Task brief:
Select every line holding the word "Runners" and copy it.

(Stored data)
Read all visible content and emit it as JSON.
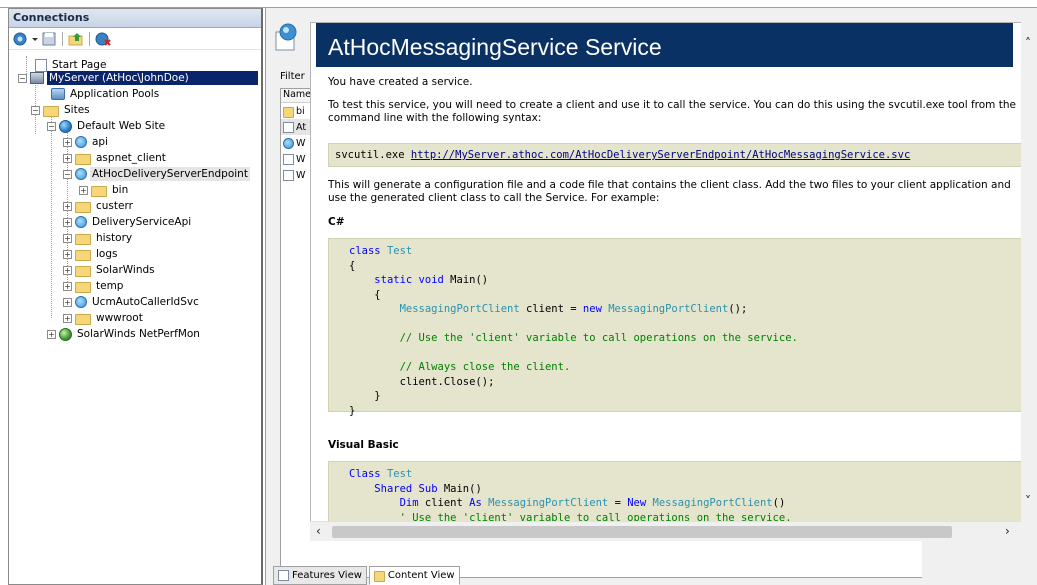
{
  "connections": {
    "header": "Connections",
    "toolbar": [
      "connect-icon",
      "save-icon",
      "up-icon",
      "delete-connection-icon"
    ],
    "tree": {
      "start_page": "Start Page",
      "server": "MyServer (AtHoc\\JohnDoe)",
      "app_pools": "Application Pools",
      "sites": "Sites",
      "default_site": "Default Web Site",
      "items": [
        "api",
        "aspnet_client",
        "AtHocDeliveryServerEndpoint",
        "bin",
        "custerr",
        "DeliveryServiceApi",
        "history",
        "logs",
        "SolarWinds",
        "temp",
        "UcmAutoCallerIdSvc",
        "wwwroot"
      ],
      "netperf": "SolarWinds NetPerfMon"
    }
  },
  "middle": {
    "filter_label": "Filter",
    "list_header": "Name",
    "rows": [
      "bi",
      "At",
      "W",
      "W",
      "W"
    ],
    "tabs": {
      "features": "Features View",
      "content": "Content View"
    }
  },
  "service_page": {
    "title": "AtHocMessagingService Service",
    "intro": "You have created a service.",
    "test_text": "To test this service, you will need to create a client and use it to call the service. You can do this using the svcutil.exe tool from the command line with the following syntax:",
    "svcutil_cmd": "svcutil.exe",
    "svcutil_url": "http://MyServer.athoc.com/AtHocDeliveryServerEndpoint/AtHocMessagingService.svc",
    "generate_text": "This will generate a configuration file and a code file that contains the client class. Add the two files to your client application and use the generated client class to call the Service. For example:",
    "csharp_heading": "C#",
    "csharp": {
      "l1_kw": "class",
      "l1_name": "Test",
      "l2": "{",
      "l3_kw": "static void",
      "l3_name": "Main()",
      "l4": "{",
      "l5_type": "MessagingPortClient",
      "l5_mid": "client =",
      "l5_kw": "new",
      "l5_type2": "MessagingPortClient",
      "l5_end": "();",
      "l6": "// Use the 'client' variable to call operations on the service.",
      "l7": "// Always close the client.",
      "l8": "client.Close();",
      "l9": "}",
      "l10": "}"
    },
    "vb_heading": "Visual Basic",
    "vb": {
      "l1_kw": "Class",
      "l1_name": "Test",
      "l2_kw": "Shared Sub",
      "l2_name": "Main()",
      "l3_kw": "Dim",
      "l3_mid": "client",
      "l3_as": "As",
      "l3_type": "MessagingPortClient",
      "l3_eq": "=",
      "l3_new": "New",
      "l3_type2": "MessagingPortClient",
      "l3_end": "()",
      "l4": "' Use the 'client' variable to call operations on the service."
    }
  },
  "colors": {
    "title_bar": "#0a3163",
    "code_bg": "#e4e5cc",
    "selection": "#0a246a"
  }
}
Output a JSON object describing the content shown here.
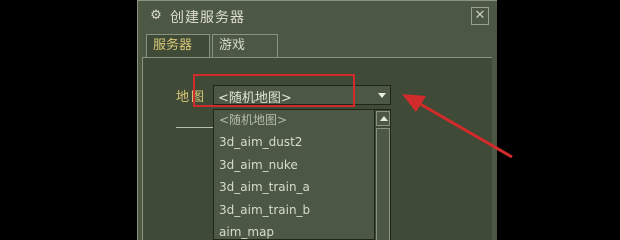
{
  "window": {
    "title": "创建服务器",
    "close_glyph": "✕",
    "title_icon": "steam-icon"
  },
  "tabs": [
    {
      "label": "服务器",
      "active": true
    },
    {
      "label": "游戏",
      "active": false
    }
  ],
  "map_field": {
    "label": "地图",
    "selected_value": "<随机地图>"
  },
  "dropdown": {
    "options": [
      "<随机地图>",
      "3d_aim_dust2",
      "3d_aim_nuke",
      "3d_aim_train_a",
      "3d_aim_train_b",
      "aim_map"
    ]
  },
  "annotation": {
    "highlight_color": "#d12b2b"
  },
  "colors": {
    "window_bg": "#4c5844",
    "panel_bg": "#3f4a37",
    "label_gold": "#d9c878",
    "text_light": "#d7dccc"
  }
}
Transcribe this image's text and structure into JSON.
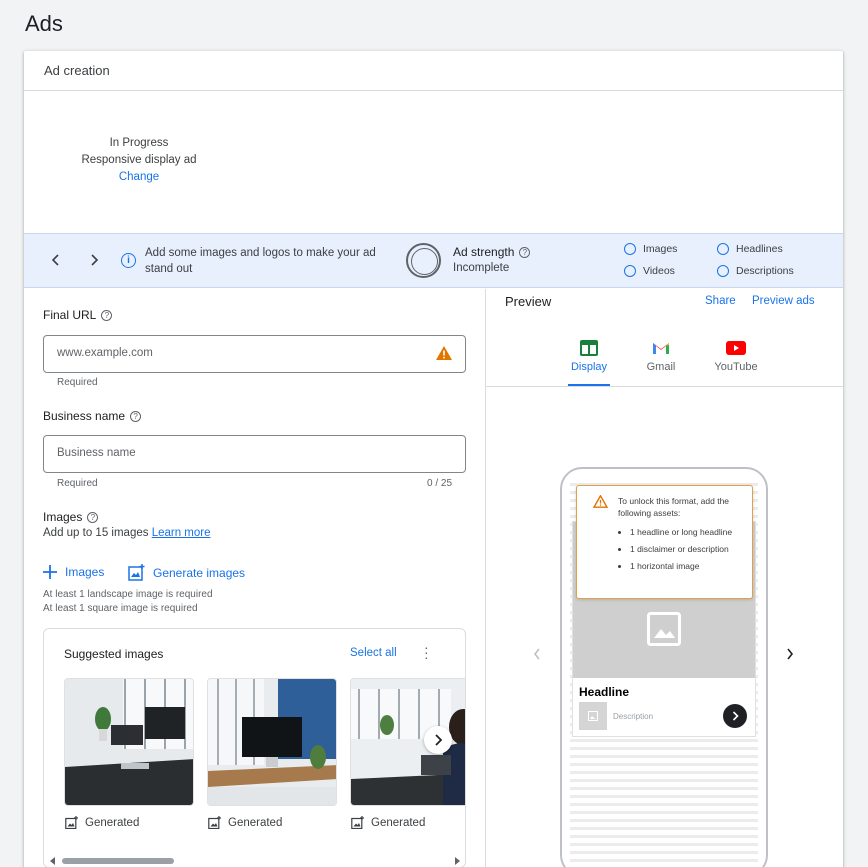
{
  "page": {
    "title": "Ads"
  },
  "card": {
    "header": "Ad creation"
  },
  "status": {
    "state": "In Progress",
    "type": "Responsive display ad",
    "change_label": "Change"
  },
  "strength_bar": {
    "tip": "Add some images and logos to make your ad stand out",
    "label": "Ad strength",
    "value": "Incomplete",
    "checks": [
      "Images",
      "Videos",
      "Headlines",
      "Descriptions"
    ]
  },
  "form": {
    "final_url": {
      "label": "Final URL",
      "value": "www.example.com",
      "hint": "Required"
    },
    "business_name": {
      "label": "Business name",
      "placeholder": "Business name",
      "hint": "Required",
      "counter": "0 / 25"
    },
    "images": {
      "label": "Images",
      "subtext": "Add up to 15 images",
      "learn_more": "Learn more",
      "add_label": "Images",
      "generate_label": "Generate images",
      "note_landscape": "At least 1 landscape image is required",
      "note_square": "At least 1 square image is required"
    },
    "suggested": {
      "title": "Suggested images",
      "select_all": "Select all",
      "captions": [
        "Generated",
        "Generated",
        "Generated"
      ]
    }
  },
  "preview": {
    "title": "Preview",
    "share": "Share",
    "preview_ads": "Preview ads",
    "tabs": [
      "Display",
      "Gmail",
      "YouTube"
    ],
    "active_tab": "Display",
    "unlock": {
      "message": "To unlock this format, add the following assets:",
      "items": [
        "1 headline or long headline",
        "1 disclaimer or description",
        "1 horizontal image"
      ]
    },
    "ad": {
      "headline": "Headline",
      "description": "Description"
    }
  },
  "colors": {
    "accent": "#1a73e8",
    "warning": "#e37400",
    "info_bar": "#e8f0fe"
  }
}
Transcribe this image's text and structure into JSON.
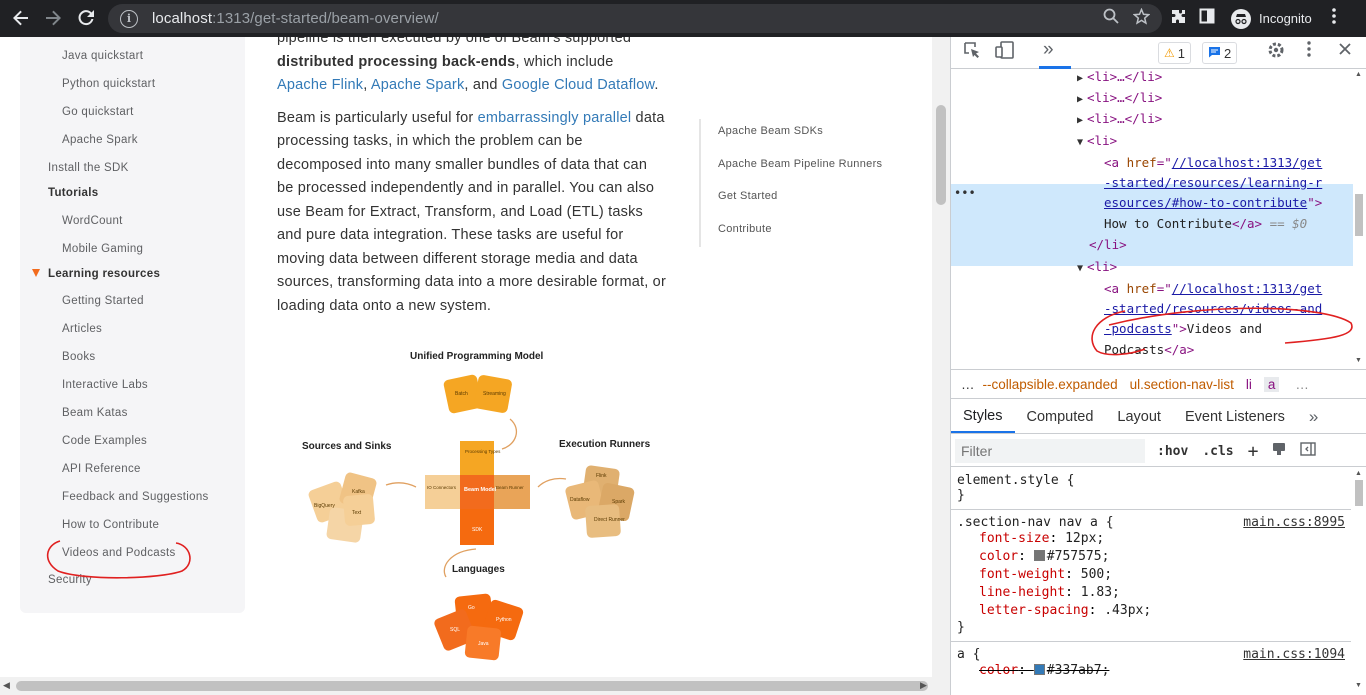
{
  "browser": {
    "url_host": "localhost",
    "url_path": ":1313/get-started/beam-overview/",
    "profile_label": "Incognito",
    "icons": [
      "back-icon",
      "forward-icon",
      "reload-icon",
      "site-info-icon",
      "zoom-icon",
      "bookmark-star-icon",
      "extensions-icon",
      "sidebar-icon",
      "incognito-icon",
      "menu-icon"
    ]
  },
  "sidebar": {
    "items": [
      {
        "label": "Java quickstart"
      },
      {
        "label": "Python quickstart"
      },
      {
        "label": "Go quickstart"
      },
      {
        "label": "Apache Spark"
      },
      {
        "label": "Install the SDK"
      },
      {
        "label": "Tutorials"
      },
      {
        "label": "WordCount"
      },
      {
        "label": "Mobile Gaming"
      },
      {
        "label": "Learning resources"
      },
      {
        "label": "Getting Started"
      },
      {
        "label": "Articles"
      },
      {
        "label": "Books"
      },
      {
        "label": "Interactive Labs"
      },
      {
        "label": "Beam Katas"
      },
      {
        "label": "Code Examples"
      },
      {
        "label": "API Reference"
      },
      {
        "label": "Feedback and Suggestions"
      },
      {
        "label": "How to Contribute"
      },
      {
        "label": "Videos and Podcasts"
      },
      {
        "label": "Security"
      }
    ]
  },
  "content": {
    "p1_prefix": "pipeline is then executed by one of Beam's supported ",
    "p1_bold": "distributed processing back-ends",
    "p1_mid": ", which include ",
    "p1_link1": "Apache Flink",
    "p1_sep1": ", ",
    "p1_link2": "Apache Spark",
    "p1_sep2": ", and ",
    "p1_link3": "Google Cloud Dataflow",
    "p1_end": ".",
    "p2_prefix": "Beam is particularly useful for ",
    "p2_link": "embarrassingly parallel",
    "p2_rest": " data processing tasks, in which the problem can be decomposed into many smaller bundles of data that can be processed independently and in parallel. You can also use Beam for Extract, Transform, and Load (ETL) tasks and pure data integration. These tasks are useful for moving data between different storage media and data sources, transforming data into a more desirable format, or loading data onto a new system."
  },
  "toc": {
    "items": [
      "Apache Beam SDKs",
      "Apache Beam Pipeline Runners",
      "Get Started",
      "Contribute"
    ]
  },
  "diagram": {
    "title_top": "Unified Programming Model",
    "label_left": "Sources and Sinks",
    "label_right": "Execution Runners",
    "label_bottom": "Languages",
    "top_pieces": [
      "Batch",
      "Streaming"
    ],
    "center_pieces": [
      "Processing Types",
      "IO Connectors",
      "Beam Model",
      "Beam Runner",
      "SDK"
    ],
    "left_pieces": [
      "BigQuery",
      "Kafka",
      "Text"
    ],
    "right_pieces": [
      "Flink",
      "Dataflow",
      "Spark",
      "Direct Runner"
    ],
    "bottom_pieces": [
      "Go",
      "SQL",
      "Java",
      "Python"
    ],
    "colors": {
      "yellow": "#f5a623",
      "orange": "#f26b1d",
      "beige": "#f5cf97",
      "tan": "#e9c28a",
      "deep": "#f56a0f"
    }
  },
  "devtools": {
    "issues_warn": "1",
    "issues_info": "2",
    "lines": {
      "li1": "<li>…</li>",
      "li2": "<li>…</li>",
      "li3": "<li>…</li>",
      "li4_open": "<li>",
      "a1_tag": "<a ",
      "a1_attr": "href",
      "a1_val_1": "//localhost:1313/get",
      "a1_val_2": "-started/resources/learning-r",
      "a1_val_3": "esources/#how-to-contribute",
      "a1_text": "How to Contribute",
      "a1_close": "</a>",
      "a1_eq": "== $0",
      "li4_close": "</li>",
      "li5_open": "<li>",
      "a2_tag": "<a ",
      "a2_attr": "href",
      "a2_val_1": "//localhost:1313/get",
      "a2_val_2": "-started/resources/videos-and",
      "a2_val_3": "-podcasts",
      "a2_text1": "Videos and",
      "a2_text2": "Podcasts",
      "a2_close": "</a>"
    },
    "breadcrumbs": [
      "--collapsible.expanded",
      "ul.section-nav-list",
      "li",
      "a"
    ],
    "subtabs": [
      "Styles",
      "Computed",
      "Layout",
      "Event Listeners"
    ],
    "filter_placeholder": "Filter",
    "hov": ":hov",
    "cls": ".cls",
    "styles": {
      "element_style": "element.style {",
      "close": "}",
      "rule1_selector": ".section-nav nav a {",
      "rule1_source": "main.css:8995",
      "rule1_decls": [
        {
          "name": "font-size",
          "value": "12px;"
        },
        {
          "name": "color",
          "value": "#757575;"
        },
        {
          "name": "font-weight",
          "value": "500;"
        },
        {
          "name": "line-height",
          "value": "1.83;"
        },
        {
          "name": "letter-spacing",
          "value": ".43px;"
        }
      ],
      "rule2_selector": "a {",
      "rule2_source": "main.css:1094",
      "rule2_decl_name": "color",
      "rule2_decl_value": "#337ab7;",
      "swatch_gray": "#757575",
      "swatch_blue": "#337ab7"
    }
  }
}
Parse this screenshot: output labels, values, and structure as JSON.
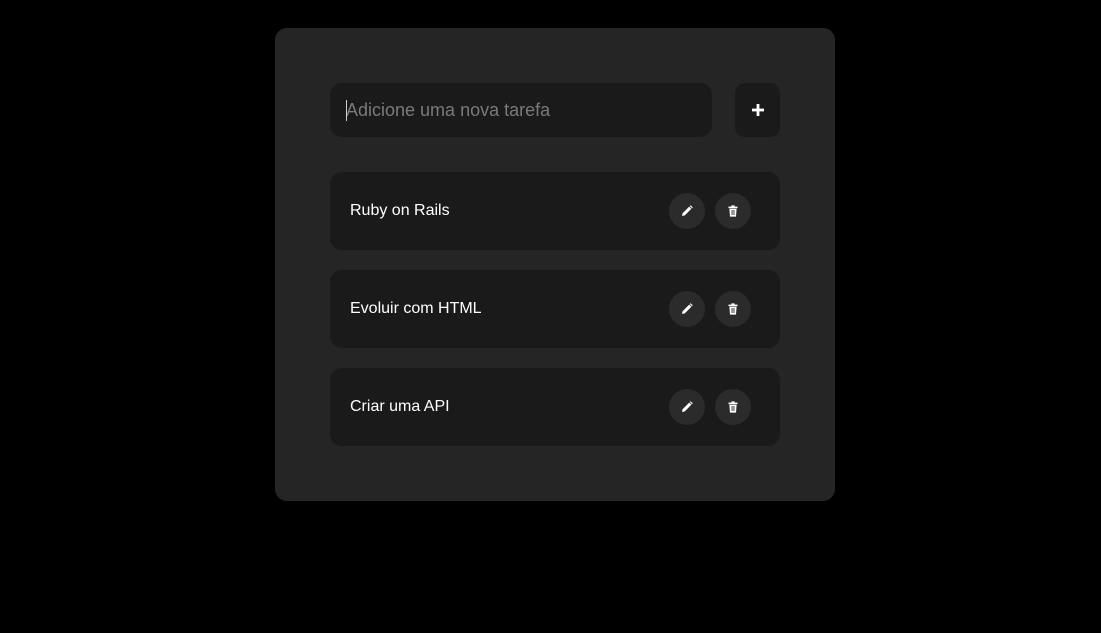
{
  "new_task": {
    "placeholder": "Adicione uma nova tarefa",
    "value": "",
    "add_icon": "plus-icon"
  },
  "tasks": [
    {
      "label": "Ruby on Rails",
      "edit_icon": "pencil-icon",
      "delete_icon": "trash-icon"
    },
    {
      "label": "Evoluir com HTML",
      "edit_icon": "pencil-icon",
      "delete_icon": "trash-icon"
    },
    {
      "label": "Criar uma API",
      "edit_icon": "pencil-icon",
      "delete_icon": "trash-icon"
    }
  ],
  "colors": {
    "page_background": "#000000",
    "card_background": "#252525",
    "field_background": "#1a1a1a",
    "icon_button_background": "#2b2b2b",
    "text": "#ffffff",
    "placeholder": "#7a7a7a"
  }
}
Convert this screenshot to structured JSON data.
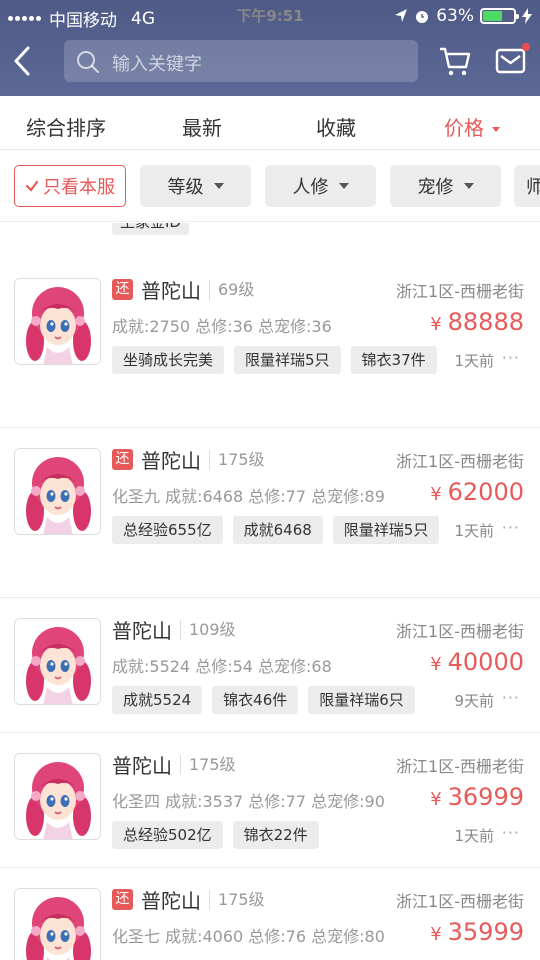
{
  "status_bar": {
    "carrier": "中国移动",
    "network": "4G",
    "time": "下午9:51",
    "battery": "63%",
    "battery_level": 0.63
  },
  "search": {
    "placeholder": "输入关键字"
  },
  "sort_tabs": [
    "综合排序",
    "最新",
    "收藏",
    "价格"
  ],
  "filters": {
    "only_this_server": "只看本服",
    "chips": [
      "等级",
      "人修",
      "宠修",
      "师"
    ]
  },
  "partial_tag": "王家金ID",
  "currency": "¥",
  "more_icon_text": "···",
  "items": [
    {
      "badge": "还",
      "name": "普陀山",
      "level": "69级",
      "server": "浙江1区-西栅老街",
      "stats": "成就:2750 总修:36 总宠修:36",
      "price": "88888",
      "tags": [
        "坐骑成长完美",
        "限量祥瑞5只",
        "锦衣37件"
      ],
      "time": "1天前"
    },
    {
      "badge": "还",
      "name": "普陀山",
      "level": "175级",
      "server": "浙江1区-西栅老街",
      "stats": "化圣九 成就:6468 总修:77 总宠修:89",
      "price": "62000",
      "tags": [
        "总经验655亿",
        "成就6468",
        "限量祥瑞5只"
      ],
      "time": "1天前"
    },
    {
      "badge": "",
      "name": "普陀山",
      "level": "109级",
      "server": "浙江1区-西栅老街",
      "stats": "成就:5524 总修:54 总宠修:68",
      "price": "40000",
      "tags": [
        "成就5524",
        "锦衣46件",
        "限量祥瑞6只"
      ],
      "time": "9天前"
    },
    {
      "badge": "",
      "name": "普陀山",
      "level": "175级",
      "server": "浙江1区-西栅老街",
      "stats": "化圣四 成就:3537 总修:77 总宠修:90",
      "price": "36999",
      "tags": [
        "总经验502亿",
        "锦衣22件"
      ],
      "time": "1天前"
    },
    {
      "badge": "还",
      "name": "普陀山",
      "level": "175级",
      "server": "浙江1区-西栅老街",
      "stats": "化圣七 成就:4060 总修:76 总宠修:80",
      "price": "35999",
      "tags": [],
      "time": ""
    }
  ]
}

Solution to this problem:
      "Apache Beam Pipeline Runners",
    "label_right": "Execution Runners",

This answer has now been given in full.